#### Written request
The entire listing is to be repeated verbatim.

Records for this exercise start

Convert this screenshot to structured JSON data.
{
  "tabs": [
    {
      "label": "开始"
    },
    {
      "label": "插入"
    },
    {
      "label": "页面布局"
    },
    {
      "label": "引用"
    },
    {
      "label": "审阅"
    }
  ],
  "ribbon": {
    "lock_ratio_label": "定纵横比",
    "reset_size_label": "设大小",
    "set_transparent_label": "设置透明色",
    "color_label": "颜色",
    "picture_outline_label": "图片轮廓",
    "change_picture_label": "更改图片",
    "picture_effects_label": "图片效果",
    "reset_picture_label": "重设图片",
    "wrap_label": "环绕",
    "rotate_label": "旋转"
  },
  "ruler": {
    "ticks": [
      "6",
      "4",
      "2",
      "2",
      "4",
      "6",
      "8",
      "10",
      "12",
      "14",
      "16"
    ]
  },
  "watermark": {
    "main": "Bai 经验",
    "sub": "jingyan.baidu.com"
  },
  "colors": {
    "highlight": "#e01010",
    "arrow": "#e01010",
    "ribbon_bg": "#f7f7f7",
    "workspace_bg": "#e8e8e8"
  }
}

Records for this exercise end

#### Answer for this exercise
Convert this screenshot to structured JSON data.
{
  "tabs": [
    {
      "label": "开始"
    },
    {
      "label": "插入"
    },
    {
      "label": "页面布局"
    },
    {
      "label": "引用"
    },
    {
      "label": "审阅"
    }
  ],
  "ribbon": {
    "lock_ratio_label": "定纵横比",
    "reset_size_label": "设大小",
    "set_transparent_label": "设置透明色",
    "color_label": "颜色",
    "picture_outline_label": "图片轮廓",
    "change_picture_label": "更改图片",
    "picture_effects_label": "图片效果",
    "reset_picture_label": "重设图片",
    "wrap_label": "环绕",
    "rotate_label": "旋转"
  },
  "ruler": {
    "ticks": [
      "6",
      "4",
      "2",
      "2",
      "4",
      "6",
      "8",
      "10",
      "12",
      "14",
      "16"
    ]
  },
  "watermark": {
    "main": "Bai 经验",
    "sub": "jingyan.baidu.com"
  },
  "colors": {
    "highlight": "#e01010",
    "arrow": "#e01010",
    "ribbon_bg": "#f7f7f7",
    "workspace_bg": "#e8e8e8"
  }
}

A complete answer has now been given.